#### Given exercise:
Select every line holding the word "ylabel" and copy it.
=== Data excerpts ===
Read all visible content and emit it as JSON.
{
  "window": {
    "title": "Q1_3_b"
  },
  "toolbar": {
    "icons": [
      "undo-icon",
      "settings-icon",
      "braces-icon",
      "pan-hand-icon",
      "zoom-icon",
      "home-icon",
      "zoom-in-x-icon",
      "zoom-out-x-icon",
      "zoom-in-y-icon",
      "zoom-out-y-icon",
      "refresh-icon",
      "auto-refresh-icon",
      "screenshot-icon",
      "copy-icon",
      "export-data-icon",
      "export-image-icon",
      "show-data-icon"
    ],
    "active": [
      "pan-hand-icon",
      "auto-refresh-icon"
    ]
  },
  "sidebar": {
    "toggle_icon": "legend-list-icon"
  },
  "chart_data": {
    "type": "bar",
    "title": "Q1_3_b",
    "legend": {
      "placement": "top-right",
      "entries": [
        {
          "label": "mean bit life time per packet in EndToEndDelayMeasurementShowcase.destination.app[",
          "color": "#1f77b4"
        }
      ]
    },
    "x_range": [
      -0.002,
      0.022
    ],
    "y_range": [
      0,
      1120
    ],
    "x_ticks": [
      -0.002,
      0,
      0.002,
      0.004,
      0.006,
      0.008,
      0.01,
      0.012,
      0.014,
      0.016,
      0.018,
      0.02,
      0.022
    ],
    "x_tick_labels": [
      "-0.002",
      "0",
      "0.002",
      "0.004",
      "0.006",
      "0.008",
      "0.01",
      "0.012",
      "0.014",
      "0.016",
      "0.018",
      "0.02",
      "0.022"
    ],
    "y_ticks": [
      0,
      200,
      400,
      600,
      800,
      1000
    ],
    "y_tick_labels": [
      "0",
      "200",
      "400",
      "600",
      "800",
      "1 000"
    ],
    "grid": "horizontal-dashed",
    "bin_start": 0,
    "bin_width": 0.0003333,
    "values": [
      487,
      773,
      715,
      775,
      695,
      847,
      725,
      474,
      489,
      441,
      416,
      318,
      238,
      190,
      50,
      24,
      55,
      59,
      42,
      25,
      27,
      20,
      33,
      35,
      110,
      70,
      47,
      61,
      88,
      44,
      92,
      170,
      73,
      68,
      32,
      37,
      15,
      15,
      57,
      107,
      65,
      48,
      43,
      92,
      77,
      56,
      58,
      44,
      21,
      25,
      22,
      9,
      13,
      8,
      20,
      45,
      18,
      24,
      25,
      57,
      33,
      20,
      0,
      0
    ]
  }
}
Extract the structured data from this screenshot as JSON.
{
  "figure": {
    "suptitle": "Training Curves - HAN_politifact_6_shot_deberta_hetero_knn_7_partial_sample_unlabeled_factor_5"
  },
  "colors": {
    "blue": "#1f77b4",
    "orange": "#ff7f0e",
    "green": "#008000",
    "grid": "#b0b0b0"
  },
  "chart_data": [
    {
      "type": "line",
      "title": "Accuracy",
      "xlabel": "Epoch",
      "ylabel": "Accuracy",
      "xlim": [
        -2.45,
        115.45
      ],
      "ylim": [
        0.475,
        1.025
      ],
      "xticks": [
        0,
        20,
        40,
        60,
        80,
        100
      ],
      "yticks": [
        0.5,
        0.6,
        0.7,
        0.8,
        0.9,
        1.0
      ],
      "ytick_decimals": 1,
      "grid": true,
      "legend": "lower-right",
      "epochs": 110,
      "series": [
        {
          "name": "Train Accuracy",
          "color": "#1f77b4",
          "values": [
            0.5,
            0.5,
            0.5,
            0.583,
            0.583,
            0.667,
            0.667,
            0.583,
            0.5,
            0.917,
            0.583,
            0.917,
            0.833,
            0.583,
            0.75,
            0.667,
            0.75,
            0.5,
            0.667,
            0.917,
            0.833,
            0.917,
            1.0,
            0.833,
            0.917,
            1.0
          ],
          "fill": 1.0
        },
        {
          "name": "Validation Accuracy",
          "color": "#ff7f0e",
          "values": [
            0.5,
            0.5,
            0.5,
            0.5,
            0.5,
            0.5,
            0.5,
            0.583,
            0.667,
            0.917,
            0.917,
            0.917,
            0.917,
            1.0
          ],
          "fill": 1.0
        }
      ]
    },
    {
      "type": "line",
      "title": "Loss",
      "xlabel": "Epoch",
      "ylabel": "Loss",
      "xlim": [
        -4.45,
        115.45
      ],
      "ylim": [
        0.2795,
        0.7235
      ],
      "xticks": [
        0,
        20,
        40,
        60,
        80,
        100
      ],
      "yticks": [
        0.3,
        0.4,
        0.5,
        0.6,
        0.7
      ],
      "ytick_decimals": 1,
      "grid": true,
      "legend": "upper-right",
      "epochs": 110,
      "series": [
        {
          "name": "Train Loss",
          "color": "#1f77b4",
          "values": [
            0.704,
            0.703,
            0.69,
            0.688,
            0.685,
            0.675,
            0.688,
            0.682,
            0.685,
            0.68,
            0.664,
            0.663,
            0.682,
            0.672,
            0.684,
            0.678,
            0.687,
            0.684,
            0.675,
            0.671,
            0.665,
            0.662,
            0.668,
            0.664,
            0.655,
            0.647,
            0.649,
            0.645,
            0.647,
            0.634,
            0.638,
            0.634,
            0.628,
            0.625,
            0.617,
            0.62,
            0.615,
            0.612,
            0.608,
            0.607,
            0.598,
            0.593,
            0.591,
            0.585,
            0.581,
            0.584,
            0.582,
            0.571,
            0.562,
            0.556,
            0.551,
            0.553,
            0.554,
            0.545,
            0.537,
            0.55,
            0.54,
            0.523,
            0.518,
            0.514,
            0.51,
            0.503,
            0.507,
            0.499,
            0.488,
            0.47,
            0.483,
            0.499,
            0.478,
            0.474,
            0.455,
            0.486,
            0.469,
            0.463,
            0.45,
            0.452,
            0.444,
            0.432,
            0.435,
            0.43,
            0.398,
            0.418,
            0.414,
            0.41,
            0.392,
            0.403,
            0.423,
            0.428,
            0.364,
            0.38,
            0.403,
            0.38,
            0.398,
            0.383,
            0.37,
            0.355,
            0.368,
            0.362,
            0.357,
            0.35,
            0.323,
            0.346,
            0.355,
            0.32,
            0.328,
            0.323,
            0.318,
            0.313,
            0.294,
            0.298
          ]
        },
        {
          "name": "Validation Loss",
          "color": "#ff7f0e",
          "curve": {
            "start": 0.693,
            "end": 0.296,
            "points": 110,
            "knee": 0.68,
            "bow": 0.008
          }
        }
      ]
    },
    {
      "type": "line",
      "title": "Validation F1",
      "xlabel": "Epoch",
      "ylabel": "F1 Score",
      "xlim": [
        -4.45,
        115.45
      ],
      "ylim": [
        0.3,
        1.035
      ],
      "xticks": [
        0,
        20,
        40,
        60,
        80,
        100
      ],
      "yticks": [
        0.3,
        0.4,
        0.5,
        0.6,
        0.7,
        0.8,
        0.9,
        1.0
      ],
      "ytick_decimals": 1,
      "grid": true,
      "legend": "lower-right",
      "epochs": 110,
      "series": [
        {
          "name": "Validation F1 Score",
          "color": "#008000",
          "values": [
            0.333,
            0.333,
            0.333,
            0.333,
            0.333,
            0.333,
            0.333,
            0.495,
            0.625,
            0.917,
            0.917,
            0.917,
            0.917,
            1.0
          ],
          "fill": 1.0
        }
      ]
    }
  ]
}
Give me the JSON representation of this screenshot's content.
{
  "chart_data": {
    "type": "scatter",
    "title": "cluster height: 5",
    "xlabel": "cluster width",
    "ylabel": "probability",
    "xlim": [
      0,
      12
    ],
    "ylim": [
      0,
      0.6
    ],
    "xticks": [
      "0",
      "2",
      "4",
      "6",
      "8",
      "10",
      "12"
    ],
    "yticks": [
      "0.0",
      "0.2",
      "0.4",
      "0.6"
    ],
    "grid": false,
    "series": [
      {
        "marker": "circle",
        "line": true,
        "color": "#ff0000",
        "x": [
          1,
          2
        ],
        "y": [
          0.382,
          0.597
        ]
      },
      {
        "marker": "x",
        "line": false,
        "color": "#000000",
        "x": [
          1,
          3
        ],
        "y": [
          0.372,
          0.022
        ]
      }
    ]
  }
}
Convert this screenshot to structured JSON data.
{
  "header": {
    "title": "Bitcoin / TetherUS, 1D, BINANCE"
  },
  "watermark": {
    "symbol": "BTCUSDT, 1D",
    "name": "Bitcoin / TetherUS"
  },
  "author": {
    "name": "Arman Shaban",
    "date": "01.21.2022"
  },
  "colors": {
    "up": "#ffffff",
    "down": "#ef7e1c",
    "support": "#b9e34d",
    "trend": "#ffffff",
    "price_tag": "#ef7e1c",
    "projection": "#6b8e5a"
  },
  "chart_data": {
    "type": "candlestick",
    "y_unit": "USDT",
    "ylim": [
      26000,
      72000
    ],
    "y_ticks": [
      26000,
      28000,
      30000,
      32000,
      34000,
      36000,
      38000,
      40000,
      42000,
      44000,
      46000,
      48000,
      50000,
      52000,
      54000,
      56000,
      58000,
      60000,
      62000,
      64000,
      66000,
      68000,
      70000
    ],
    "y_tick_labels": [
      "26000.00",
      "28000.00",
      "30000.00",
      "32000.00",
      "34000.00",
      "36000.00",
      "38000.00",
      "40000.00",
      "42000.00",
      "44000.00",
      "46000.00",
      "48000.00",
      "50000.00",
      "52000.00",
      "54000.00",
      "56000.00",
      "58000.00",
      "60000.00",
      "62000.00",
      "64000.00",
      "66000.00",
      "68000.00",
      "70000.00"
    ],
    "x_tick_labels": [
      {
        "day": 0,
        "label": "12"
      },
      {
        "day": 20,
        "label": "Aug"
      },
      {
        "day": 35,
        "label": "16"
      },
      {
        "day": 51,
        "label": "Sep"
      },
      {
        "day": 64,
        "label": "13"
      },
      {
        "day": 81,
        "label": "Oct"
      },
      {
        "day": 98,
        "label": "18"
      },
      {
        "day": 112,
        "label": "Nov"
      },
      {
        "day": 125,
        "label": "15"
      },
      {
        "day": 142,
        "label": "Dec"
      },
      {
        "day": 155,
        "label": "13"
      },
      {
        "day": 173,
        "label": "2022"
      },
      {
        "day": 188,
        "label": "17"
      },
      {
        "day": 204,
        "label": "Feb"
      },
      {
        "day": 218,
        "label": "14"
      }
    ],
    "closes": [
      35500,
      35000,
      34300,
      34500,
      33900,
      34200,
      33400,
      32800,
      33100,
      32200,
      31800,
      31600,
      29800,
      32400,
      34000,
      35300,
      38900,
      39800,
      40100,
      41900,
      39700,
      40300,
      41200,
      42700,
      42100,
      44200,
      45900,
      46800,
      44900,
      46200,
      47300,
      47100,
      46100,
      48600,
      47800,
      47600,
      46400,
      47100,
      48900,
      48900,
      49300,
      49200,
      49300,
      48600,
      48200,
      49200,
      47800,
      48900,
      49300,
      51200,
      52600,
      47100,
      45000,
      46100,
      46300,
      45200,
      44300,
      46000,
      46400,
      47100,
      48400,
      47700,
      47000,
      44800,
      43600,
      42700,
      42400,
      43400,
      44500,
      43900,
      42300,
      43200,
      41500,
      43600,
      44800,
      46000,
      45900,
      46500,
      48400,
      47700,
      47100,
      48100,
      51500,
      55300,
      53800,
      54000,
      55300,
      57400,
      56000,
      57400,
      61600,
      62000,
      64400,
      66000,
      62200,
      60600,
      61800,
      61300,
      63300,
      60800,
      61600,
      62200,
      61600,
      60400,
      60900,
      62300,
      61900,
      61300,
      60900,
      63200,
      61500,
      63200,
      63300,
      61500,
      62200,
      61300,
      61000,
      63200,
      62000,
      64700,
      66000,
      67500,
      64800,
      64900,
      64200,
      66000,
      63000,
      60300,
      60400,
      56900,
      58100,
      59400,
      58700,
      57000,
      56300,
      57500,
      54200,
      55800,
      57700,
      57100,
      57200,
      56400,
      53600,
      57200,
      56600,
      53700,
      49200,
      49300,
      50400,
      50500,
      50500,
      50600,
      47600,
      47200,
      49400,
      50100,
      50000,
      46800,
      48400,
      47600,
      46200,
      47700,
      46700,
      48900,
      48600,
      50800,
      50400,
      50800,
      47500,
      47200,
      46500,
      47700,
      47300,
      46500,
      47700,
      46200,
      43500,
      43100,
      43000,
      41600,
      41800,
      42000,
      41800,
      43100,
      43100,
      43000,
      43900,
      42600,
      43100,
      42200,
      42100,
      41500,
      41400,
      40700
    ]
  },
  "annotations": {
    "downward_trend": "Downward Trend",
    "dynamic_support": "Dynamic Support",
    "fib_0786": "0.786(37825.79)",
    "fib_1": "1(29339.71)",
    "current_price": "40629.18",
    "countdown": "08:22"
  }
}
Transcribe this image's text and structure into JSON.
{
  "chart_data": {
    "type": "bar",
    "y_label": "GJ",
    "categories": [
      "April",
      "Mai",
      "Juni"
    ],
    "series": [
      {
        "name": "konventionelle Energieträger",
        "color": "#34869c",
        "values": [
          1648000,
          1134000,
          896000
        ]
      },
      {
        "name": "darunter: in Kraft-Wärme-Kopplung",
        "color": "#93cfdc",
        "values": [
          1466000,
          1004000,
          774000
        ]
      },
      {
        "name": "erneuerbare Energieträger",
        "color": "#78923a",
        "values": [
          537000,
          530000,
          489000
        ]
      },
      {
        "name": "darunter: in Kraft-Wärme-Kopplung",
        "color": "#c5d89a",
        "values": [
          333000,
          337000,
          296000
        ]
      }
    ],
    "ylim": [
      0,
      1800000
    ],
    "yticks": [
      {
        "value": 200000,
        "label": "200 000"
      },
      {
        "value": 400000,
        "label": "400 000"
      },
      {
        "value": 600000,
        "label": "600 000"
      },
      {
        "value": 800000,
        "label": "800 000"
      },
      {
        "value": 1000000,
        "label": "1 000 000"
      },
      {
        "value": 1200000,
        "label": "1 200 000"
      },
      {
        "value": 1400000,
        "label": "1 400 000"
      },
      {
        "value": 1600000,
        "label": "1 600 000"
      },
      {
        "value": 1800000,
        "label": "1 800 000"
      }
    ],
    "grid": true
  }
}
===
#### Full response:
      "ylabel": "Accuracy",
      "ylabel": "Loss",
      "ylabel": "F1 Score",
    "ylabel": "probability",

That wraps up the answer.